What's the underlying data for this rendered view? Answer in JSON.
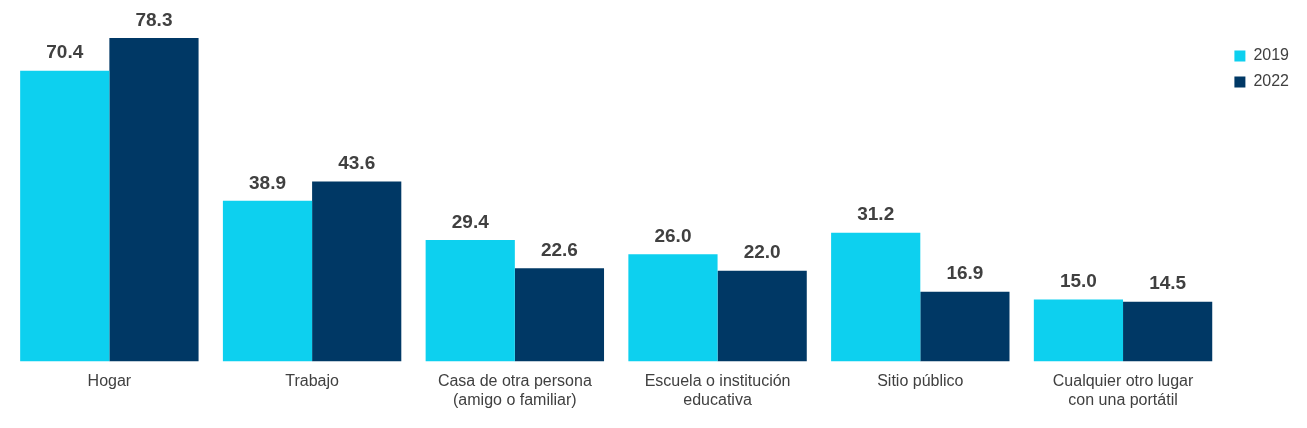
{
  "chart_data": {
    "type": "bar",
    "categories": [
      "Hogar",
      "Trabajo",
      "Casa de otra persona (amigo o familiar)",
      "Escuela o institución educativa",
      "Sitio público",
      "Cualquier otro lugar con una portátil"
    ],
    "series": [
      {
        "name": "2019",
        "color": "#0dd0ef",
        "values": [
          70.4,
          38.9,
          29.4,
          26.0,
          31.2,
          15.0
        ],
        "value_labels": [
          "70.4",
          "38.9",
          "29.4",
          "26.0",
          "31.2",
          "15.0"
        ]
      },
      {
        "name": "2022",
        "color": "#003865",
        "values": [
          78.3,
          43.6,
          22.6,
          22.0,
          16.9,
          14.5
        ],
        "value_labels": [
          "78.3",
          "43.6",
          "22.6",
          "22.0",
          "16.9",
          "14.5"
        ]
      }
    ],
    "grid": false,
    "legend": "top right"
  }
}
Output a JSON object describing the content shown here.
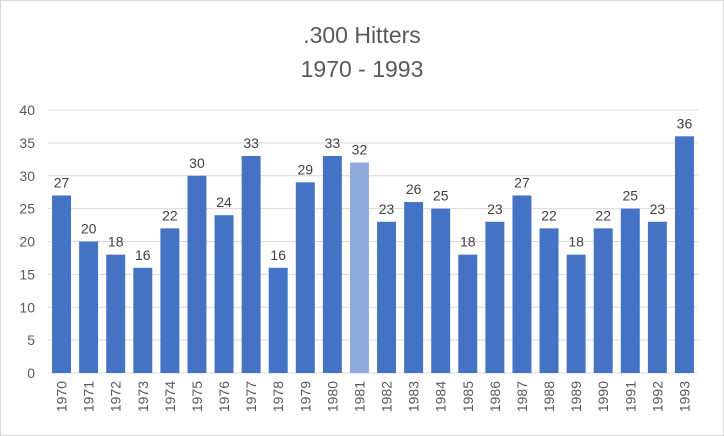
{
  "chart_data": {
    "type": "bar",
    "title": ".300 Hitters",
    "subtitle": "1970 - 1993",
    "xlabel": "",
    "ylabel": "",
    "categories": [
      "1970",
      "1971",
      "1972",
      "1973",
      "1974",
      "1975",
      "1976",
      "1977",
      "1978",
      "1979",
      "1980",
      "1981",
      "1982",
      "1983",
      "1984",
      "1985",
      "1986",
      "1987",
      "1988",
      "1989",
      "1990",
      "1991",
      "1992",
      "1993"
    ],
    "values": [
      27,
      20,
      18,
      16,
      22,
      30,
      24,
      33,
      16,
      29,
      33,
      32,
      23,
      26,
      25,
      18,
      23,
      27,
      22,
      18,
      22,
      25,
      23,
      36
    ],
    "ylim": [
      0,
      40
    ],
    "yticks": [
      0,
      5,
      10,
      15,
      20,
      25,
      30,
      35,
      40
    ],
    "grid": true,
    "legend": "none",
    "data_labels": true,
    "colors": {
      "bar": "#4472c4",
      "highlight_bar": "#8faadc",
      "grid": "#d9d9d9",
      "text": "#595959"
    },
    "highlight_category": "1981"
  }
}
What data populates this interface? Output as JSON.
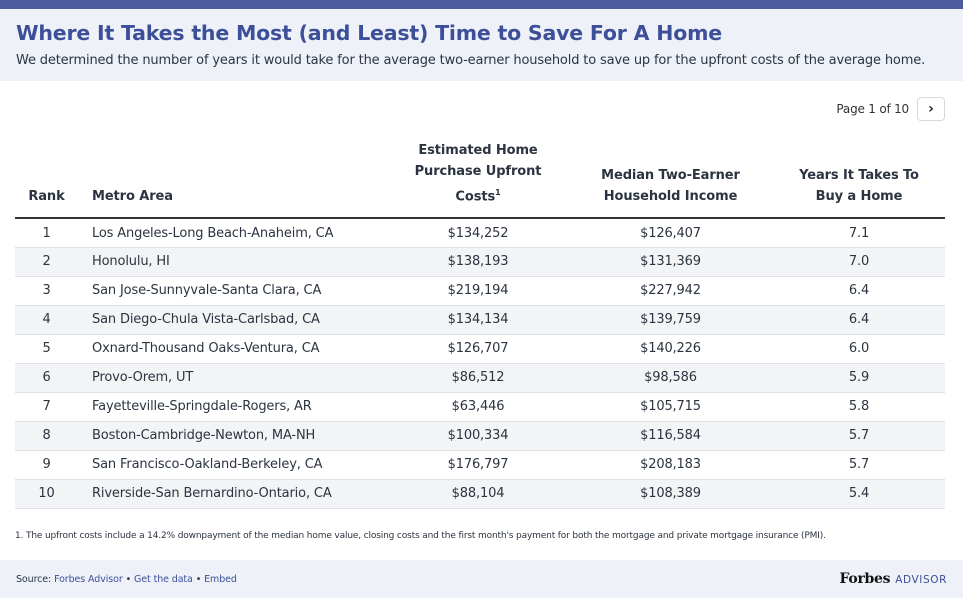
{
  "header": {
    "title": "Where It Takes the Most (and Least) Time to Save For A Home",
    "subtitle": "We determined the number of years it would take for the average two-earner household to save up for the upfront costs of the average home."
  },
  "pagination": {
    "label": "Page 1 of 10",
    "next_icon": "chevron-right-icon"
  },
  "table": {
    "headers": {
      "rank": "Rank",
      "metro": "Metro Area",
      "cost_line1": "Estimated Home",
      "cost_line2": "Purchase Upfront",
      "cost_line3": "Costs",
      "cost_sup": "1",
      "income_line1": "Median Two-Earner",
      "income_line2": "Household Income",
      "years_line1": "Years It Takes To",
      "years_line2": "Buy a Home"
    },
    "rows": [
      {
        "rank": "1",
        "metro": "Los Angeles-Long Beach-Anaheim, CA",
        "cost": "$134,252",
        "income": "$126,407",
        "years": "7.1"
      },
      {
        "rank": "2",
        "metro": "Honolulu, HI",
        "cost": "$138,193",
        "income": "$131,369",
        "years": "7.0"
      },
      {
        "rank": "3",
        "metro": "San Jose-Sunnyvale-Santa Clara, CA",
        "cost": "$219,194",
        "income": "$227,942",
        "years": "6.4"
      },
      {
        "rank": "4",
        "metro": "San Diego-Chula Vista-Carlsbad, CA",
        "cost": "$134,134",
        "income": "$139,759",
        "years": "6.4"
      },
      {
        "rank": "5",
        "metro": "Oxnard-Thousand Oaks-Ventura, CA",
        "cost": "$126,707",
        "income": "$140,226",
        "years": "6.0"
      },
      {
        "rank": "6",
        "metro": "Provo-Orem, UT",
        "cost": "$86,512",
        "income": "$98,586",
        "years": "5.9"
      },
      {
        "rank": "7",
        "metro": "Fayetteville-Springdale-Rogers, AR",
        "cost": "$63,446",
        "income": "$105,715",
        "years": "5.8"
      },
      {
        "rank": "8",
        "metro": "Boston-Cambridge-Newton, MA-NH",
        "cost": "$100,334",
        "income": "$116,584",
        "years": "5.7"
      },
      {
        "rank": "9",
        "metro": "San Francisco-Oakland-Berkeley, CA",
        "cost": "$176,797",
        "income": "$208,183",
        "years": "5.7"
      },
      {
        "rank": "10",
        "metro": "Riverside-San Bernardino-Ontario, CA",
        "cost": "$88,104",
        "income": "$108,389",
        "years": "5.4"
      }
    ]
  },
  "footnote": "1. The upfront costs include a 14.2% downpayment of the median home value, closing costs and the first month's payment for both the mortgage and private mortgage insurance (PMI).",
  "footer": {
    "source_prefix": "Source:",
    "source_link": "Forbes Advisor",
    "separator": "•",
    "get_data_link": "Get the data",
    "embed_link": "Embed",
    "brand_name": "Forbes",
    "brand_suffix": "ADVISOR"
  },
  "colors": {
    "accent": "#4a5b9e",
    "title": "#3d4f99",
    "header_bg": "#eef2f8",
    "row_alt": "#f3f4f6"
  }
}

--*--

**STATED EXERCISE**
Copy all lines from the data that hold the word "right".

**SOLUTION**
    "legend": "top right"
    "next_icon": "chevron-right-icon"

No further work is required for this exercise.